> Work to be completed
Can you transcribe every line exactly and leave the pictures behind?

★ ★ ★ ★

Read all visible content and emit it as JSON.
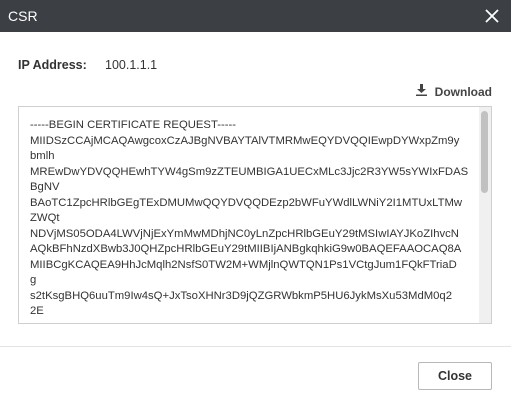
{
  "dialog": {
    "title": "CSR",
    "close_icon": "close-icon"
  },
  "ip": {
    "label": "IP Address:",
    "value": "100.1.1.1"
  },
  "download": {
    "icon": "download-icon",
    "label": "Download"
  },
  "csr": {
    "text": "-----BEGIN CERTIFICATE REQUEST-----\nMIIDSzCCAjMCAQAwgcoxCzAJBgNVBAYTAlVTMRMwEQYDVQQIEwpDYWxpZm9y\nbmlh\nMREwDwYDVQQHEwhTYW4gSm9zZTEUMBIGA1UECxMLc3Jjc2R3YW5sYWIxFDAS\nBgNV\nBAoTC1ZpcHRlbGEgTExDMUMwQQYDVQQDEzp2bWFuYWdlLWNiY2I1MTUxLTMw\nZWQt\nNDVjMS05ODA4LWVjNjExYmMwMDhjNC0yLnZpcHRlbGEuY29tMSIwIAYJKoZIhvcN\nAQkBFhNzdXBwb3J0QHZpcHRlbGEuY29tMIIBIjANBgkqhkiG9w0BAQEFAAOCAQ8A\nMIIBCgKCAQEA9HhJcMqlh2NsfS0TW2M+WMjlnQWTQN1Ps1VCtgJum1FQkFTriaD\ng\ns2tKsgBHQ6uuTm9Iw4sQ+JxTsoXHNr3D9jQZGRWbkmP5HU6JykMsXu53MdM0q2\n2E"
  },
  "footer": {
    "close_label": "Close"
  }
}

★ ★ ★ ★

> Complete output
Read all visible content and emit it as JSON.
{
  "dialog": {
    "title": "CSR",
    "close_icon": "close-icon"
  },
  "ip": {
    "label": "IP Address:",
    "value": "100.1.1.1"
  },
  "download": {
    "icon": "download-icon",
    "label": "Download"
  },
  "csr": {
    "text": "-----BEGIN CERTIFICATE REQUEST-----\nMIIDSzCCAjMCAQAwgcoxCzAJBgNVBAYTAlVTMRMwEQYDVQQIEwpDYWxpZm9y\nbmlh\nMREwDwYDVQQHEwhTYW4gSm9zZTEUMBIGA1UECxMLc3Jjc2R3YW5sYWIxFDAS\nBgNV\nBAoTC1ZpcHRlbGEgTExDMUMwQQYDVQQDEzp2bWFuYWdlLWNiY2I1MTUxLTMw\nZWQt\nNDVjMS05ODA4LWVjNjExYmMwMDhjNC0yLnZpcHRlbGEuY29tMSIwIAYJKoZIhvcN\nAQkBFhNzdXBwb3J0QHZpcHRlbGEuY29tMIIBIjANBgkqhkiG9w0BAQEFAAOCAQ8A\nMIIBCgKCAQEA9HhJcMqlh2NsfS0TW2M+WMjlnQWTQN1Ps1VCtgJum1FQkFTriaD\ng\ns2tKsgBHQ6uuTm9Iw4sQ+JxTsoXHNr3D9jQZGRWbkmP5HU6JykMsXu53MdM0q2\n2E"
  },
  "footer": {
    "close_label": "Close"
  }
}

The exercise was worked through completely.